Transcript data for document pages
================

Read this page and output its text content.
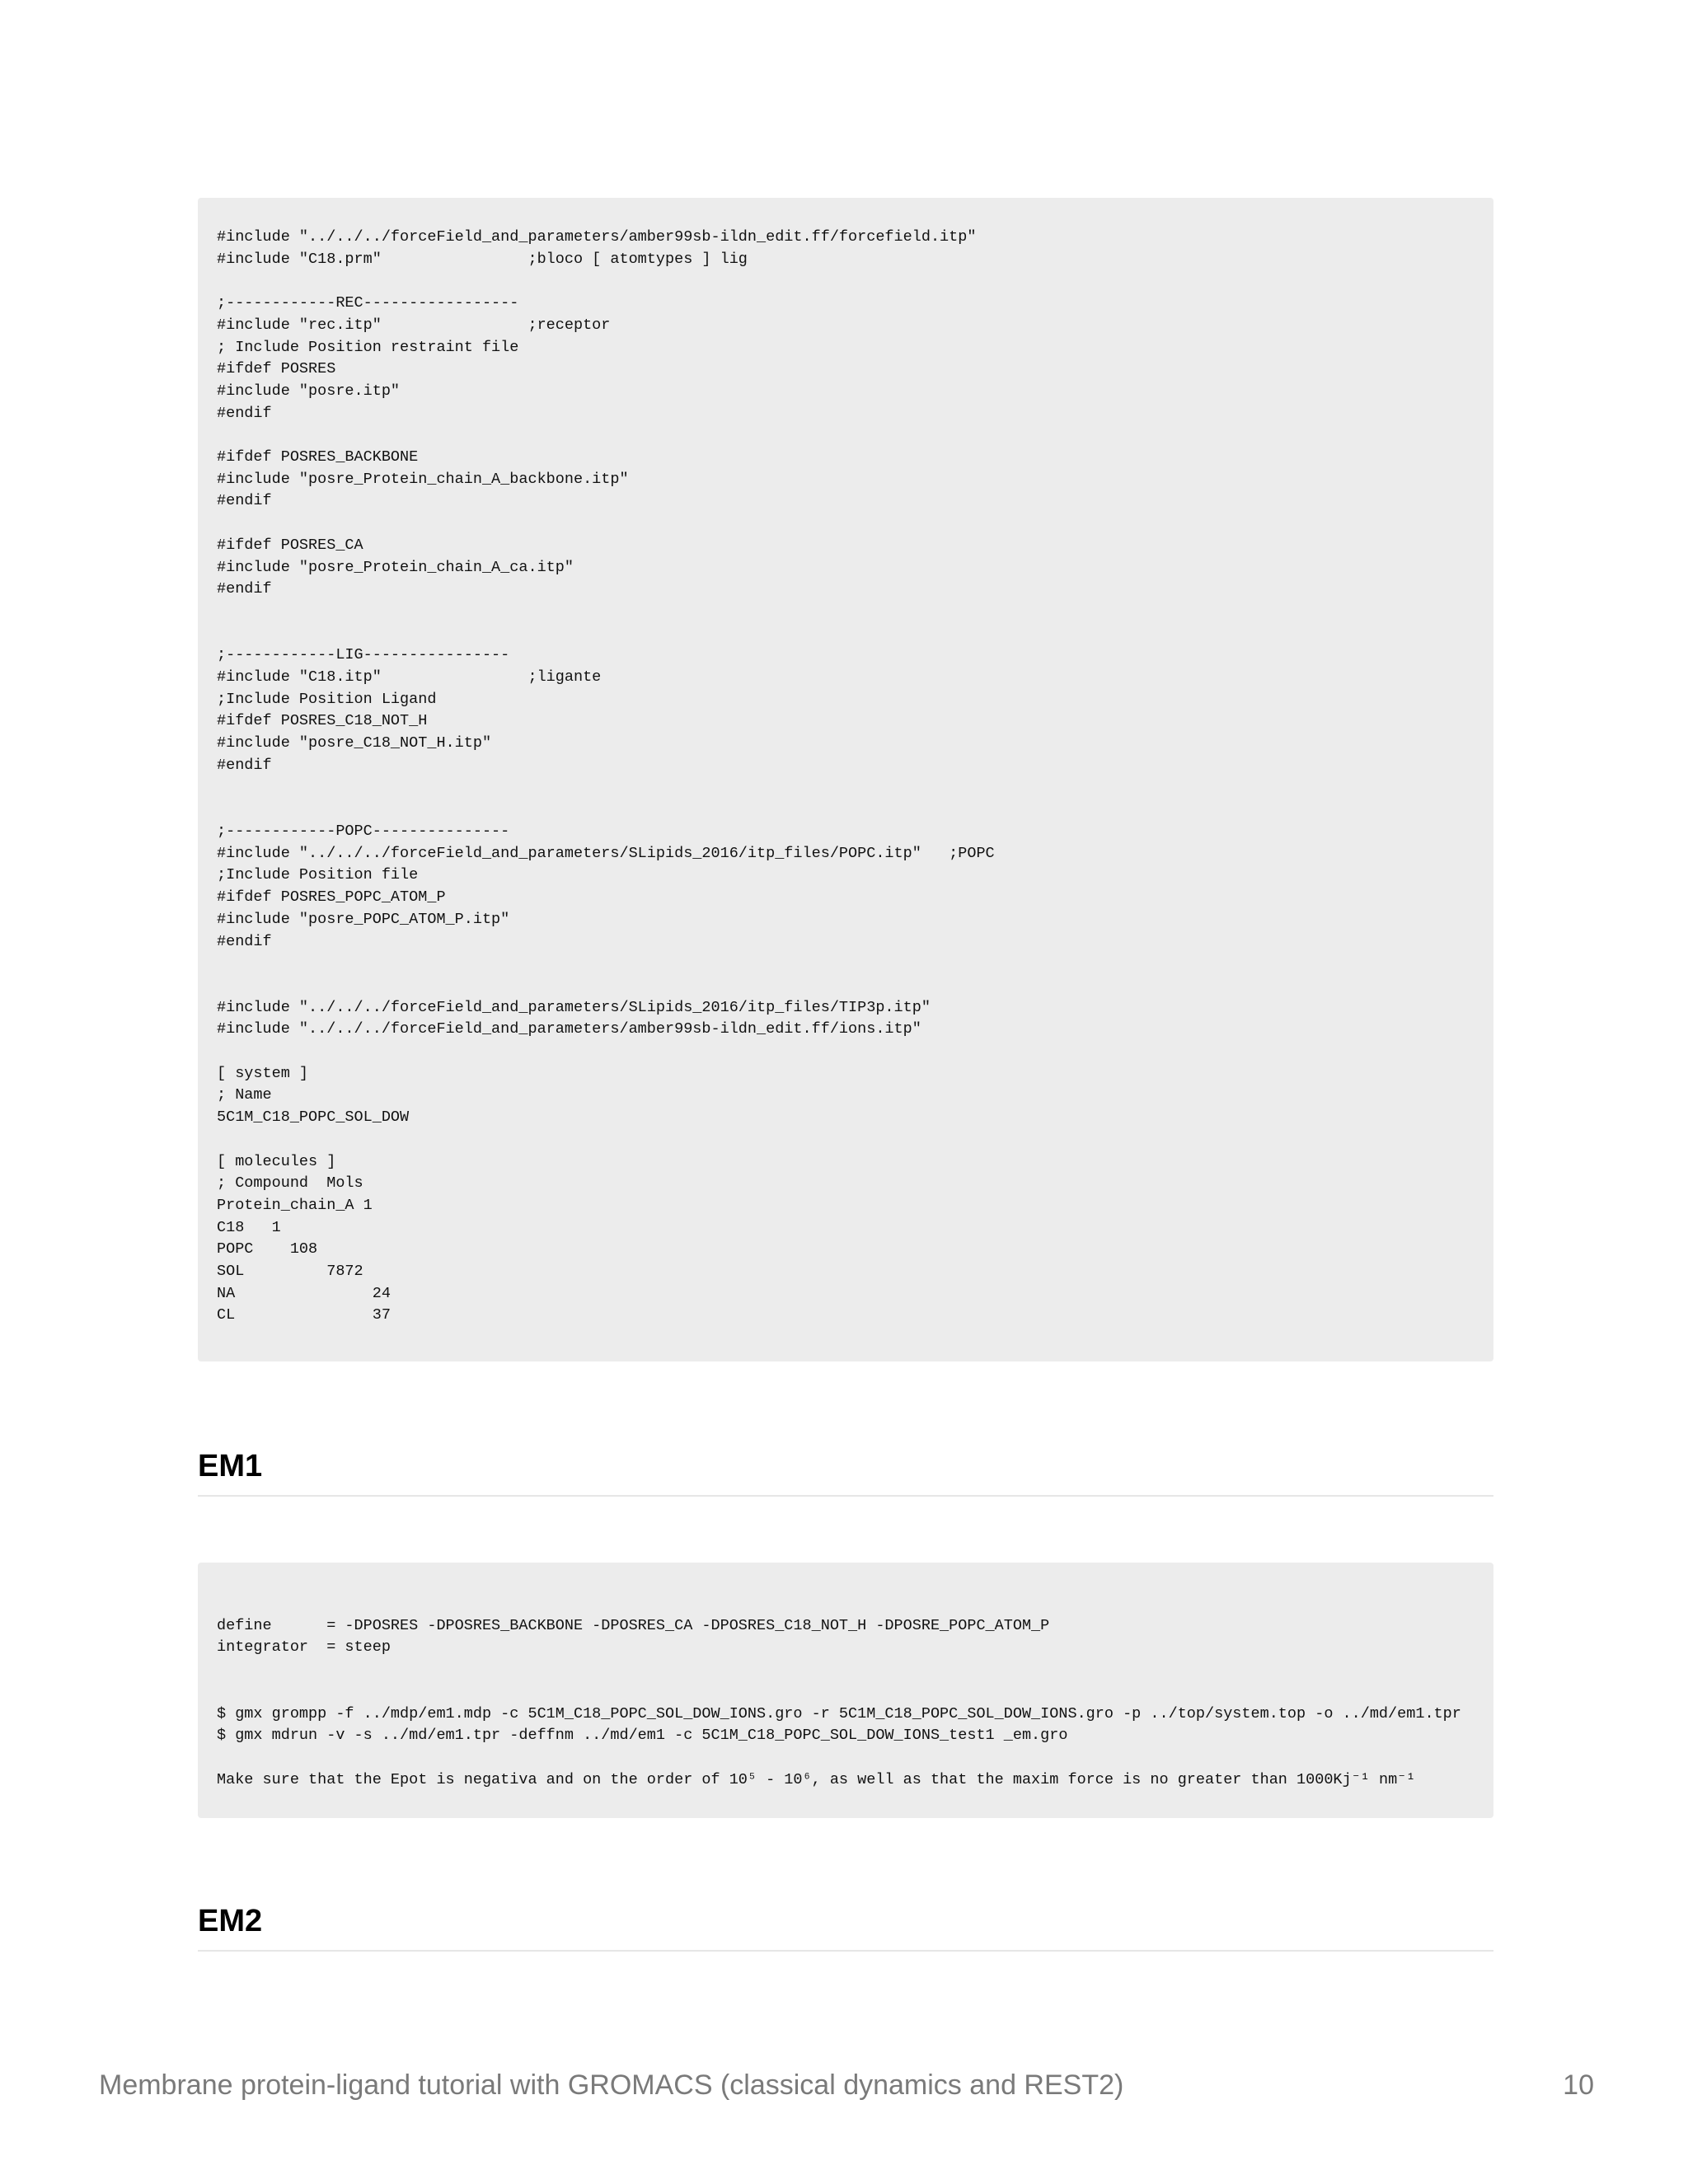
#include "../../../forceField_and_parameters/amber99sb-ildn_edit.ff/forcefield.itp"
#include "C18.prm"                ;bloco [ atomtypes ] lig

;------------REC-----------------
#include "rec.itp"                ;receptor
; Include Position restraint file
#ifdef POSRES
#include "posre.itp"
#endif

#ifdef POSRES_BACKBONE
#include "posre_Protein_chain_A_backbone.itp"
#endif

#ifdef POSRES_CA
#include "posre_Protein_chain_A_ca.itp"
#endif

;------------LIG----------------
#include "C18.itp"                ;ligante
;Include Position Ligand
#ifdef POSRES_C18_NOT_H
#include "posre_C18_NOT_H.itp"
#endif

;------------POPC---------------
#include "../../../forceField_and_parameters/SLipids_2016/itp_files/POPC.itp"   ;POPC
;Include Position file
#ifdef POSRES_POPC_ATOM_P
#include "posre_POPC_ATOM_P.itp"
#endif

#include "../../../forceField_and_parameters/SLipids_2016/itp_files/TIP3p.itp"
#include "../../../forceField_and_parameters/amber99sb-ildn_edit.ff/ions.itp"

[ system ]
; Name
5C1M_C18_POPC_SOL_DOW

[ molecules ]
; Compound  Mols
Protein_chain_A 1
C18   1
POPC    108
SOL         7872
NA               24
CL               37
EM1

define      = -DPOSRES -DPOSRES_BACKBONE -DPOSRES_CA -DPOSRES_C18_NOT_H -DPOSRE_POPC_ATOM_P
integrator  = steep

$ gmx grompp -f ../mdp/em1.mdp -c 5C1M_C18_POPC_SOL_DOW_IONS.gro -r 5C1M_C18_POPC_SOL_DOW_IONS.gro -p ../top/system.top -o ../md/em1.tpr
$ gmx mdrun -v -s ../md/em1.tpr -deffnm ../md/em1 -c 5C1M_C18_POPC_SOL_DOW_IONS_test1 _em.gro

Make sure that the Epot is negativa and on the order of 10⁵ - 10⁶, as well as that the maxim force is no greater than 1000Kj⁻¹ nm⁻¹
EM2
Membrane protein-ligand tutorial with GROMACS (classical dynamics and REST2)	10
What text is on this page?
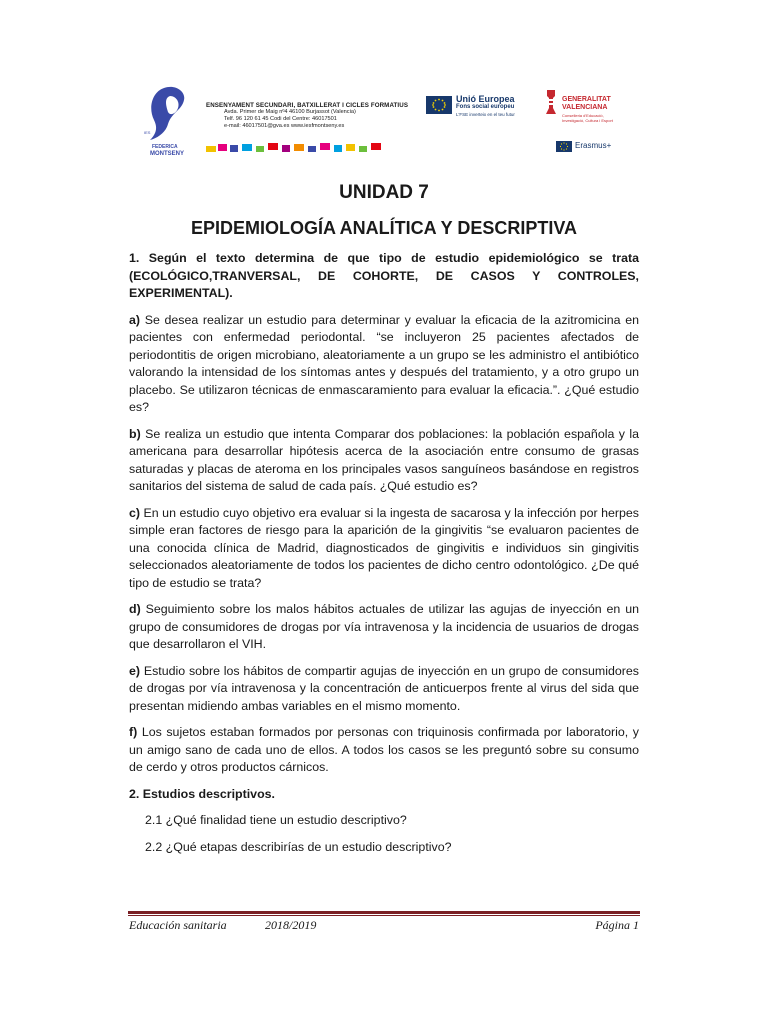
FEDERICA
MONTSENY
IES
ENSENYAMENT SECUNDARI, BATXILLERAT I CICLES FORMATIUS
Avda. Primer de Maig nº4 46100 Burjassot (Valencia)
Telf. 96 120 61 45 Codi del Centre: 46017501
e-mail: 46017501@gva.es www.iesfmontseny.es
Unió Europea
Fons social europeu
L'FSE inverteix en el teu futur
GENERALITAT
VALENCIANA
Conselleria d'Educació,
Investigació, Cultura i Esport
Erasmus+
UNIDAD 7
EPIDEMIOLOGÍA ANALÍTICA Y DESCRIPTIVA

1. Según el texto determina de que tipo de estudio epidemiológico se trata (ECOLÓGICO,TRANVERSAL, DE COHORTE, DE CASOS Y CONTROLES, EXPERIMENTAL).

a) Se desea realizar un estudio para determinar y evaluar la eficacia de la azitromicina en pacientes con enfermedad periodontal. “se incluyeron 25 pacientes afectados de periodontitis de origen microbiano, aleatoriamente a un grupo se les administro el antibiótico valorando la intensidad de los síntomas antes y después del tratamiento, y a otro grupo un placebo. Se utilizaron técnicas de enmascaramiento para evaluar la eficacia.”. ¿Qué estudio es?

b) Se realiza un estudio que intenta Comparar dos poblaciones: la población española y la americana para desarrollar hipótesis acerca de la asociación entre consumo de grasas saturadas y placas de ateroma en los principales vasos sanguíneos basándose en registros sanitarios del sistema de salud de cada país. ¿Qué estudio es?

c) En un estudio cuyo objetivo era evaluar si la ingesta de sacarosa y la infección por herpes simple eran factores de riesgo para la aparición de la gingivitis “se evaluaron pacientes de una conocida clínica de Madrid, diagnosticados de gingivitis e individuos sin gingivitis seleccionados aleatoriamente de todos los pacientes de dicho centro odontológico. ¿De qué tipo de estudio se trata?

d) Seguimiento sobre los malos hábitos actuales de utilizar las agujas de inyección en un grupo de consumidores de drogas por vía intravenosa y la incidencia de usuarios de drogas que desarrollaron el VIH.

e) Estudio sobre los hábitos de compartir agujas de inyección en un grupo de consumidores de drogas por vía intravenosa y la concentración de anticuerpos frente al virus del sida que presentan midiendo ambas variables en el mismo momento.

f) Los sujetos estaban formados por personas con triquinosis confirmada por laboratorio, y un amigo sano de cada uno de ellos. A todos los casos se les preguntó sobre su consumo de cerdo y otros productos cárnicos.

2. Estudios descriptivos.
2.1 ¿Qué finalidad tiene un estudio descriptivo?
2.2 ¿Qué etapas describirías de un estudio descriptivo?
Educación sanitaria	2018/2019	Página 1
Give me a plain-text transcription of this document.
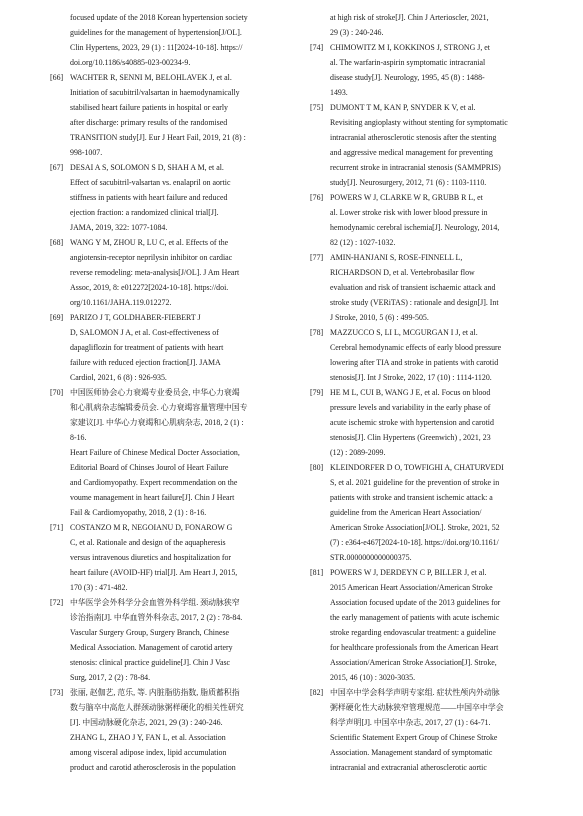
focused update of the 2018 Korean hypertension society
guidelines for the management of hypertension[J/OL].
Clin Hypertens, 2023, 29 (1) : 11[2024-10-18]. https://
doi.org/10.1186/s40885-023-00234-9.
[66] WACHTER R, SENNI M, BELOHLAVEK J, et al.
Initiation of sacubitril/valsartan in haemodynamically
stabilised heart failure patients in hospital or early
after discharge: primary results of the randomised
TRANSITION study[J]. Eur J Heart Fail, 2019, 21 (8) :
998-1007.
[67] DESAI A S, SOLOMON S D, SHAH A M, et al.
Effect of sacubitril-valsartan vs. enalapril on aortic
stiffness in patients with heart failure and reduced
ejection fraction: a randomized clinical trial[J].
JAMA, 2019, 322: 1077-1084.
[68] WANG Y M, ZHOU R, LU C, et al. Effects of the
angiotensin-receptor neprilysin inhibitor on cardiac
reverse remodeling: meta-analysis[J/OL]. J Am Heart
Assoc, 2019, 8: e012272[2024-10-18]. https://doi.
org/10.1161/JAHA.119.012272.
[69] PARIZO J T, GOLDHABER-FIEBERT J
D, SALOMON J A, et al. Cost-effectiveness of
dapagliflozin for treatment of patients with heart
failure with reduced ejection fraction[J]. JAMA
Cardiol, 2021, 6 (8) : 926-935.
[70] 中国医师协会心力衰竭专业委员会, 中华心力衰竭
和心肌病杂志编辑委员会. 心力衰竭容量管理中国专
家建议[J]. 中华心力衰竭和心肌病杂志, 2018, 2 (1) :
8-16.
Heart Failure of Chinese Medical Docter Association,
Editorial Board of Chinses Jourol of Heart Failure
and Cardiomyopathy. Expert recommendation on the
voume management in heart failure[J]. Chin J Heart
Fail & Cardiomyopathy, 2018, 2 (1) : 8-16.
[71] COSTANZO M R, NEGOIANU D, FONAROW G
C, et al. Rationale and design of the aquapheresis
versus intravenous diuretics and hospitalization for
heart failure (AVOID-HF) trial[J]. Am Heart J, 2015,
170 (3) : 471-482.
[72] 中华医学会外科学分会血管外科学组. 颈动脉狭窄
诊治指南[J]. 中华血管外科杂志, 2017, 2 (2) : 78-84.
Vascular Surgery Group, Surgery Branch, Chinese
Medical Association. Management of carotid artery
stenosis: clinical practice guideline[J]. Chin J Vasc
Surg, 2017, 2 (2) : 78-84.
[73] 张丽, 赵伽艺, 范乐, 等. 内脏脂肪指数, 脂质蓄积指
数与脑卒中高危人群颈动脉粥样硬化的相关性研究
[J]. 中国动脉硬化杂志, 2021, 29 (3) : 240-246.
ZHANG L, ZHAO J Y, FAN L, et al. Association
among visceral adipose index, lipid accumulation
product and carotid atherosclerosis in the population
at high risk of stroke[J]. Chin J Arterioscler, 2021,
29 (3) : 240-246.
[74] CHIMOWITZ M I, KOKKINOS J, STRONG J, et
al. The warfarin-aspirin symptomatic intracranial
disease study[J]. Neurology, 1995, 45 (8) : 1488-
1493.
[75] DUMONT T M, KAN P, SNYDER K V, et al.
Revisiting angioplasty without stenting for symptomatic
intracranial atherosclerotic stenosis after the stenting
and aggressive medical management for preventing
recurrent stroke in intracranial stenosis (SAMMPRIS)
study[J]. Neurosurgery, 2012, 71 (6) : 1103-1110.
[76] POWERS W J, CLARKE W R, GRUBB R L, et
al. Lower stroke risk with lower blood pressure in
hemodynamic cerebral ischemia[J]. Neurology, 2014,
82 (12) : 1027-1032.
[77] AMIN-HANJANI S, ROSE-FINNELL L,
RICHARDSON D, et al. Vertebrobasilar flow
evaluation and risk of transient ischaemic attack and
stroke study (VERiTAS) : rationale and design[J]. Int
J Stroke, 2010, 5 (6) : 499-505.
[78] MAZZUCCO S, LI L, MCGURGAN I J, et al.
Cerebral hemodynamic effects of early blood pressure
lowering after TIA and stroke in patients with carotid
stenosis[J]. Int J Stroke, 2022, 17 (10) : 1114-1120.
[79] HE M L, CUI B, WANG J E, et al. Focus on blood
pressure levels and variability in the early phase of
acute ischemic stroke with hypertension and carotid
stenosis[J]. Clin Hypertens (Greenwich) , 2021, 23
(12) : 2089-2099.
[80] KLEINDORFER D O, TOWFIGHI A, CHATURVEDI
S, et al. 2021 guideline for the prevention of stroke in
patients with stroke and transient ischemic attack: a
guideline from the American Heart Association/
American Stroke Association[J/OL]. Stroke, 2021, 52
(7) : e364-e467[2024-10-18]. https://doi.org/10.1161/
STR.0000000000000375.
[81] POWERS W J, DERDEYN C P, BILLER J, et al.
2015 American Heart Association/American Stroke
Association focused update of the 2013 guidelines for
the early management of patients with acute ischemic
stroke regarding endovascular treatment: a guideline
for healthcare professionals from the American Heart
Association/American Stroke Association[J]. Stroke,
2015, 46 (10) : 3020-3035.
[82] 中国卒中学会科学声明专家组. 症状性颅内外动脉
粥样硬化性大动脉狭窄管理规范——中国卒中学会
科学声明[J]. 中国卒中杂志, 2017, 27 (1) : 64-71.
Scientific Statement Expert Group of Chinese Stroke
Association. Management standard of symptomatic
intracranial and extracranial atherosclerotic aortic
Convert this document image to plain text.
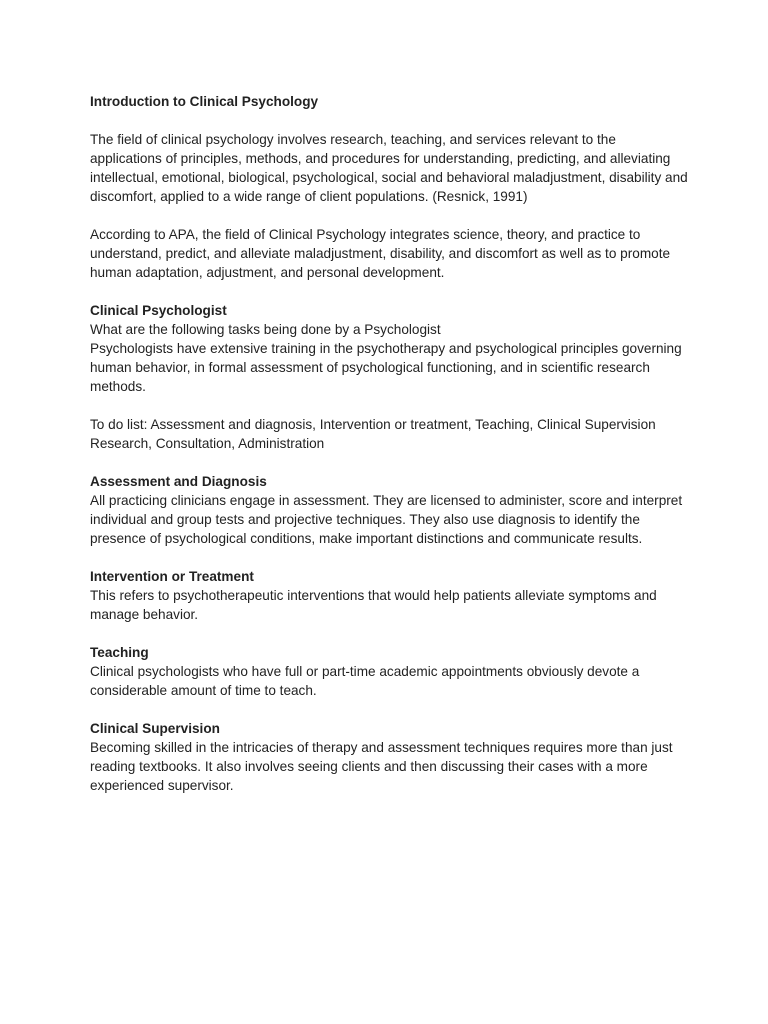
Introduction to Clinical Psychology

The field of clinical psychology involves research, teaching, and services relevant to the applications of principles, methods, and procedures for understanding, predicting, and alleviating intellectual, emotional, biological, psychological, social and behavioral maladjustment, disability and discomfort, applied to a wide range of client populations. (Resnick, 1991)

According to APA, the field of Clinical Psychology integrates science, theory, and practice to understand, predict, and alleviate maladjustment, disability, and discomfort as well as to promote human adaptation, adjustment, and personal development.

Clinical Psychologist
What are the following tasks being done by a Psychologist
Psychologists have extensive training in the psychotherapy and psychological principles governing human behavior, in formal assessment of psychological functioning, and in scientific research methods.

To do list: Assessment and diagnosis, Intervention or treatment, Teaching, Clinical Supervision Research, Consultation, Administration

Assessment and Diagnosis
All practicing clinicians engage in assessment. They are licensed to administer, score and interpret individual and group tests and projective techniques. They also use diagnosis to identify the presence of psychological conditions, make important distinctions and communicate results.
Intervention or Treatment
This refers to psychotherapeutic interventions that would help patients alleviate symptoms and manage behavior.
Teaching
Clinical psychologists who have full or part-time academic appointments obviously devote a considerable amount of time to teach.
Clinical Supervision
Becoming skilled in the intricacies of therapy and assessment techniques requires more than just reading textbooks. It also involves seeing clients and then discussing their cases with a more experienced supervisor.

================

### Aim of the exercise:
Scan the entries above, and wherever a line holds the string "sobre", copy it.

### Exercise solution:
d) Seguimiento sobre los malos hábitos actuales de utilizar las agujas de inyección en un grupo de consumidores de drogas por vía intravenosa y la incidencia de usuarios de drogas que desarrollaron el VIH.
e) Estudio sobre los hábitos de compartir agujas de inyección en un grupo de consumidores de drogas por vía intravenosa y la concentración de anticuerpos frente al virus del sida que presentan midiendo ambas variables en el mismo momento.
f) Los sujetos estaban formados por personas con triquinosis confirmada por laboratorio, y un amigo sano de cada uno de ellos. A todos los casos se les preguntó sobre su consumo de cerdo y otros productos cárnicos.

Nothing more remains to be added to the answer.